== DATA SECTION ==
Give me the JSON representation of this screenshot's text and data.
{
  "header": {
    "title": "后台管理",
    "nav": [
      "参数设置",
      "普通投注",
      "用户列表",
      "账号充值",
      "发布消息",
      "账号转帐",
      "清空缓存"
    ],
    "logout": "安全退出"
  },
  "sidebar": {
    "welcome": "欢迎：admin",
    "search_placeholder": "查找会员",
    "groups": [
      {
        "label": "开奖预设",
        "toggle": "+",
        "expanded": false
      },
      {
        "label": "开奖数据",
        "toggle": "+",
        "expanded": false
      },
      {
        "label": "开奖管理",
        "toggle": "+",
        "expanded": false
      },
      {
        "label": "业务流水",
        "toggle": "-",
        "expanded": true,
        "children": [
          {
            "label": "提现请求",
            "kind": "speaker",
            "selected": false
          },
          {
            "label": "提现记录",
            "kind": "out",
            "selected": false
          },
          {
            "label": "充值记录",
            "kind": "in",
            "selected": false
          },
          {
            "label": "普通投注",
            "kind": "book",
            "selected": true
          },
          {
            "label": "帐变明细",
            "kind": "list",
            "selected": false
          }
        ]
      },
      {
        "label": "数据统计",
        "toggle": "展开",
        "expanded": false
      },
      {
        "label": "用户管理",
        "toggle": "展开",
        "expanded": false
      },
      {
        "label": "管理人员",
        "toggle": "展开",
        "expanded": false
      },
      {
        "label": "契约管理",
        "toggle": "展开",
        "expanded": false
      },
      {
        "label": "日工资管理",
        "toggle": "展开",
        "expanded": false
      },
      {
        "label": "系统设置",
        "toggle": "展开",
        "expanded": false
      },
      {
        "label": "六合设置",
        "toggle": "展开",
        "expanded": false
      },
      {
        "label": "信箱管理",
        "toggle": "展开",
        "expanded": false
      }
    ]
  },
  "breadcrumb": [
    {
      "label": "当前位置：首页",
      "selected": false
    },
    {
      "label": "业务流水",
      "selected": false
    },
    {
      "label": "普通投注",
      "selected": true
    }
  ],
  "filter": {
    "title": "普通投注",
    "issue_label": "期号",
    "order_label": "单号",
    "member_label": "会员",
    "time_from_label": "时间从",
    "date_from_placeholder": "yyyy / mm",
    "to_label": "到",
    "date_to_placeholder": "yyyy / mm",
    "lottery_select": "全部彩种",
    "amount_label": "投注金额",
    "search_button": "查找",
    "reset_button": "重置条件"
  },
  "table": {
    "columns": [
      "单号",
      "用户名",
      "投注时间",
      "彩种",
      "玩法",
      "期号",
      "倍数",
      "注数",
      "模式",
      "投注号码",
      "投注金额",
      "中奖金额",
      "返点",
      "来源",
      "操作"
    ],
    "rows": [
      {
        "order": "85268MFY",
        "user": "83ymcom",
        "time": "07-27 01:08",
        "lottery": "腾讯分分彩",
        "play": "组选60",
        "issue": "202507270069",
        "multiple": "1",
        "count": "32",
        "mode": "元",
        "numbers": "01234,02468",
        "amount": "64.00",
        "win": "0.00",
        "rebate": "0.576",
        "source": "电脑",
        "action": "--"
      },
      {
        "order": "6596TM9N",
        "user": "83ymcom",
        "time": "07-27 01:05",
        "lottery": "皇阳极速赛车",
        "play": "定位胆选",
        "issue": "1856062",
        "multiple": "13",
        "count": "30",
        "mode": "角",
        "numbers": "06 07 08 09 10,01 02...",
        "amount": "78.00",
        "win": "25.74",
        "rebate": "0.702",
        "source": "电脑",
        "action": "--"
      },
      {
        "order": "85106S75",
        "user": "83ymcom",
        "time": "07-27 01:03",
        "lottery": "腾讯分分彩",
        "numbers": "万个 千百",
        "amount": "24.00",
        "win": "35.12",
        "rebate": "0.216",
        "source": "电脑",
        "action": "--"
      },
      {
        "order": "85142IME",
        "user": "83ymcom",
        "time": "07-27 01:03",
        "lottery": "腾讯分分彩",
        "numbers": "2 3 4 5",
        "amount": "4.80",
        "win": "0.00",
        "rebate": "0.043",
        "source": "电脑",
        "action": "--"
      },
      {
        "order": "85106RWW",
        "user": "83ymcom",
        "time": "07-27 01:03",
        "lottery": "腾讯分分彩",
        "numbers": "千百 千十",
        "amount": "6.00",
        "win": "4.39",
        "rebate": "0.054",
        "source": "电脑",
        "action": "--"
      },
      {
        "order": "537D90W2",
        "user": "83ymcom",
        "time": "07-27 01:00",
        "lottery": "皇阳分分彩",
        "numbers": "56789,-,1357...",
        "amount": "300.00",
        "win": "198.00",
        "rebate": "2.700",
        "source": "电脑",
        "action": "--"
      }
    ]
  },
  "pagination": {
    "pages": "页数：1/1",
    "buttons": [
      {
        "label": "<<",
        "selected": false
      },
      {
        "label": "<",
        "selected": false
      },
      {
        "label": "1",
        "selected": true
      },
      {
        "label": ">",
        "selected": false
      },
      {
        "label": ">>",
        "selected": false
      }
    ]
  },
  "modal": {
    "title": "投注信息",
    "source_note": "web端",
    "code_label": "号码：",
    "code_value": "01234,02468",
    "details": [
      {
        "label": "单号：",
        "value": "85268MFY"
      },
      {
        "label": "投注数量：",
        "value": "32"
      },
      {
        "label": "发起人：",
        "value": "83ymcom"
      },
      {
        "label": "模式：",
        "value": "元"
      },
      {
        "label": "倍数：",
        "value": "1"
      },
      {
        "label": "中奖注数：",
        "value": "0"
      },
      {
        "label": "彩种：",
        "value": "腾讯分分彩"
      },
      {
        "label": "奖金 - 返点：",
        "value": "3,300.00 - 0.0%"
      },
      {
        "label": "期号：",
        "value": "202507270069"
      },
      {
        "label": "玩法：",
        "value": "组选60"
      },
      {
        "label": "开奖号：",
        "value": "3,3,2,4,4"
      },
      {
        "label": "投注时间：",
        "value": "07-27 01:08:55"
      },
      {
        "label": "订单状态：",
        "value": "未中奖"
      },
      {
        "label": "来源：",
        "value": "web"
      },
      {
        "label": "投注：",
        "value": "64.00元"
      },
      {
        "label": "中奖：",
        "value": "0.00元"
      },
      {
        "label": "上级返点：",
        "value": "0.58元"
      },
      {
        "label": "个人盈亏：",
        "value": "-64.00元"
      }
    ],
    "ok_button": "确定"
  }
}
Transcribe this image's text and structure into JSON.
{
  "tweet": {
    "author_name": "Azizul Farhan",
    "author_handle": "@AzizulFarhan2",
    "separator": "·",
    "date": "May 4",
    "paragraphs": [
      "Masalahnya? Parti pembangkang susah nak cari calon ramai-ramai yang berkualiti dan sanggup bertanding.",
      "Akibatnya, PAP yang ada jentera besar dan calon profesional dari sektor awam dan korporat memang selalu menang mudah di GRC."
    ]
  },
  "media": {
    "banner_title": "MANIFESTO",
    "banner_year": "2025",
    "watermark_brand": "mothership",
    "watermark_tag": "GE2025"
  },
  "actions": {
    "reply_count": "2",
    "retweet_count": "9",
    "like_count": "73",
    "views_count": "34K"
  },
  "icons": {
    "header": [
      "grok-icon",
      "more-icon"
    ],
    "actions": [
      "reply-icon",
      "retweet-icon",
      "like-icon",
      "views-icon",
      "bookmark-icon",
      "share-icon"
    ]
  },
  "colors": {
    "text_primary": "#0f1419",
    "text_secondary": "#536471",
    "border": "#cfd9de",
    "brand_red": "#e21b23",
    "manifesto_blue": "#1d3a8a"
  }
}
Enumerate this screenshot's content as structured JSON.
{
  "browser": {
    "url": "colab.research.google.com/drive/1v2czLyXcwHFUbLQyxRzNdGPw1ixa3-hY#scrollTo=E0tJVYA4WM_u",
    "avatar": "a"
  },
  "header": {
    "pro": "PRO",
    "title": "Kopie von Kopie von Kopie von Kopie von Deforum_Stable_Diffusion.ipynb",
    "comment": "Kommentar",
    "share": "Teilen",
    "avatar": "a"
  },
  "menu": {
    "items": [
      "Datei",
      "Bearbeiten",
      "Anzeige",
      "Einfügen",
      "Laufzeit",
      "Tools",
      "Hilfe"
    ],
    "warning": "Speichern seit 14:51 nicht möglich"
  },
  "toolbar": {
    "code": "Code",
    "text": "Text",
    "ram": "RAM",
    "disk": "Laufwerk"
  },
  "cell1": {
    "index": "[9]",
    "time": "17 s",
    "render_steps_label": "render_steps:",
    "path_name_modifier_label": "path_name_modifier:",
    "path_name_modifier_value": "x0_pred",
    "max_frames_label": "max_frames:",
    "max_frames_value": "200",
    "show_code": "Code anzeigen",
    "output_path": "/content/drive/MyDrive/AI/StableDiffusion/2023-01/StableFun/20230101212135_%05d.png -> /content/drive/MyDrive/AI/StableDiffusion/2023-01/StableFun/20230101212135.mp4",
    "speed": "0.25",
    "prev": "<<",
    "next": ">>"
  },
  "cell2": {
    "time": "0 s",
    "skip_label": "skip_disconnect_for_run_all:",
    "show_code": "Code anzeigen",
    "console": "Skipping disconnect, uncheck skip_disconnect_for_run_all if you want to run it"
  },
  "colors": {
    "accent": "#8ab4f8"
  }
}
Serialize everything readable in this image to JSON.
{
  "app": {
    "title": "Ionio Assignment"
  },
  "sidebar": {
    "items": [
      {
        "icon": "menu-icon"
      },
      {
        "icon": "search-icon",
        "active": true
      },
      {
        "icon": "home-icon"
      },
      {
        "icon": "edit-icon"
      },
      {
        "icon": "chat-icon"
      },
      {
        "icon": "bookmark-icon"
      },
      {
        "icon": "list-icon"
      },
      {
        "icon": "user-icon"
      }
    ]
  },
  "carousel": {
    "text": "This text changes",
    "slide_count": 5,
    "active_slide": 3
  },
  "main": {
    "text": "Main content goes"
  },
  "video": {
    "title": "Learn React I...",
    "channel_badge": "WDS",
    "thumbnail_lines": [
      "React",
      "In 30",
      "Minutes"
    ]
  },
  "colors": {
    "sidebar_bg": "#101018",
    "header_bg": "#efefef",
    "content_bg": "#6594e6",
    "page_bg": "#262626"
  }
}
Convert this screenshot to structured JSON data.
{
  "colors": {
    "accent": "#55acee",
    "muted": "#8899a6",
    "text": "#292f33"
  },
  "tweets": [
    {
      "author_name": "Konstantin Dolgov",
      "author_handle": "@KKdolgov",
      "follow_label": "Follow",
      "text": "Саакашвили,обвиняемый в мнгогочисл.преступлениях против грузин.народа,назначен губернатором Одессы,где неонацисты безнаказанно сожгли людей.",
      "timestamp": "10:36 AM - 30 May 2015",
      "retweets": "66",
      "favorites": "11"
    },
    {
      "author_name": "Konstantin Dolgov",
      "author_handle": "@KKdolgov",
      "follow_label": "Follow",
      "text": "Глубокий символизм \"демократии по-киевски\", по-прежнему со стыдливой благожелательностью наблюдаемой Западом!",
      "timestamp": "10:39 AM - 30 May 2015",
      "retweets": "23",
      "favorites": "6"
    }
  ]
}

== GOAL OF THE EXERCISE ==
From the listing above, copy every line that holds the string "image".

== EXERCISE SOLUTION ==
Transcribe this image's text and structure into JSON.
Serialize everything readable in this image to JSON.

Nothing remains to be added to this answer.